**Stored items:**
● ● ● ● ● ● ●

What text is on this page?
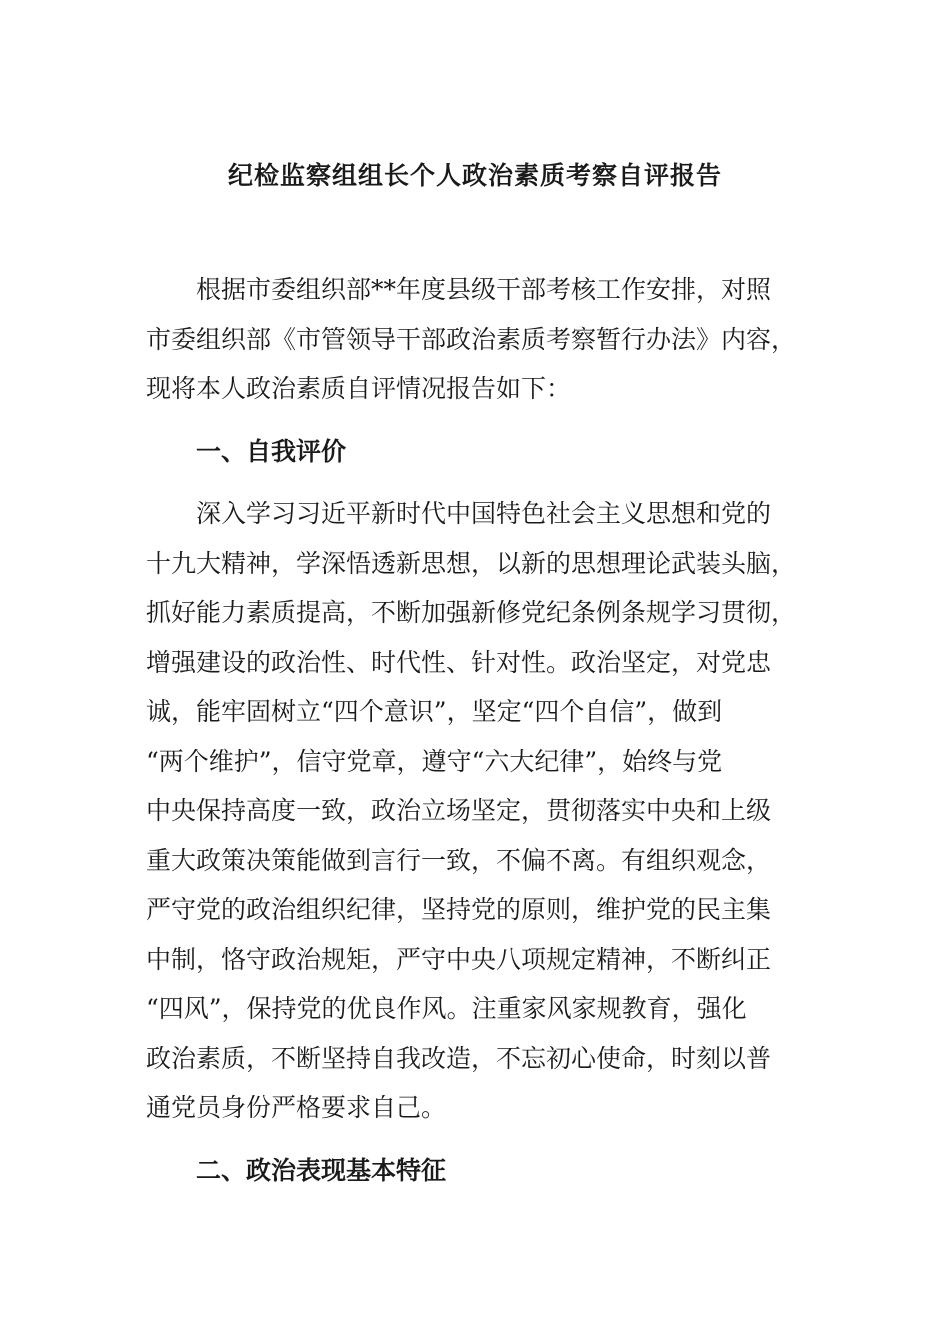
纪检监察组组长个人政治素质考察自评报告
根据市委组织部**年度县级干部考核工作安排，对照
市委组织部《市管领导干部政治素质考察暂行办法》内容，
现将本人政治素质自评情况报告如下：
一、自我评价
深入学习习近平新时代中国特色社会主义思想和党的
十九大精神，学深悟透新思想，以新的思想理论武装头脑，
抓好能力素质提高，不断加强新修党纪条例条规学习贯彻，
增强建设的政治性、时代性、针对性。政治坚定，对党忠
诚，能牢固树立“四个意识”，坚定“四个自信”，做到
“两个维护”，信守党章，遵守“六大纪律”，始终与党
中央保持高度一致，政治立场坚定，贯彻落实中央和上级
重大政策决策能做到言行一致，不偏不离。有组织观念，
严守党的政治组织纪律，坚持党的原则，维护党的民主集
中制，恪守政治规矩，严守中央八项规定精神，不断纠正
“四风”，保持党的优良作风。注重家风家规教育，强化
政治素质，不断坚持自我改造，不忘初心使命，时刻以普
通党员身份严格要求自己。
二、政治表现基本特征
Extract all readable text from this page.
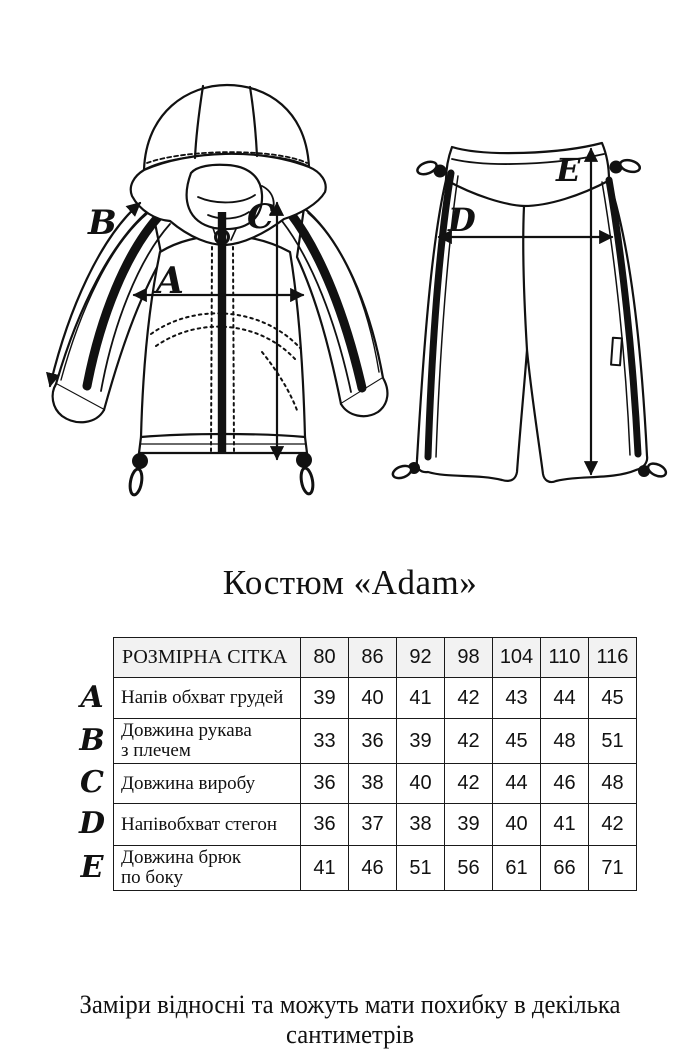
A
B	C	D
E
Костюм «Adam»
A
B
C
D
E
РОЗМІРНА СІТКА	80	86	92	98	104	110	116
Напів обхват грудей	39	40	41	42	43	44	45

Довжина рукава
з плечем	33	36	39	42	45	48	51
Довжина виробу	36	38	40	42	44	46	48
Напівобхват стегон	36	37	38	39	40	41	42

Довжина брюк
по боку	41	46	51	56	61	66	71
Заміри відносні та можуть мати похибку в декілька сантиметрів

● ● ● ● ● ● ●

**WRITTEN INSTRUCTION:** Reproduce every entry word for word, but skip any pictures.

**EXERCISE ANSWER:**
What text is on this page?
纪检监察组组长个人政治素质考察自评报告
根据市委组织部**年度县级干部考核工作安排，对照
市委组织部《市管领导干部政治素质考察暂行办法》内容，
现将本人政治素质自评情况报告如下：
一、自我评价
深入学习习近平新时代中国特色社会主义思想和党的
十九大精神，学深悟透新思想，以新的思想理论武装头脑，
抓好能力素质提高，不断加强新修党纪条例条规学习贯彻，
增强建设的政治性、时代性、针对性。政治坚定，对党忠
诚，能牢固树立“四个意识”，坚定“四个自信”，做到
“两个维护”，信守党章，遵守“六大纪律”，始终与党
中央保持高度一致，政治立场坚定，贯彻落实中央和上级
重大政策决策能做到言行一致，不偏不离。有组织观念，
严守党的政治组织纪律，坚持党的原则，维护党的民主集
中制，恪守政治规矩，严守中央八项规定精神，不断纠正
“四风”，保持党的优良作风。注重家风家规教育，强化
政治素质，不断坚持自我改造，不忘初心使命，时刻以普
通党员身份严格要求自己。
二、政治表现基本特征
Extract all readable text from this page.
A
B	C	D
E
Костюм «Adam»
A
B
C
D
E
РОЗМІРНА СІТКА	80	86	92	98	104	110	116
Напів обхват грудей	39	40	41	42	43	44	45

Довжина рукава
з плечем	33	36	39	42	45	48	51
Довжина виробу	36	38	40	42	44	46	48
Напівобхват стегон	36	37	38	39	40	41	42

Довжина брюк
по боку	41	46	51	56	61	66	71
Заміри відносні та можуть мати похибку в декілька сантиметрів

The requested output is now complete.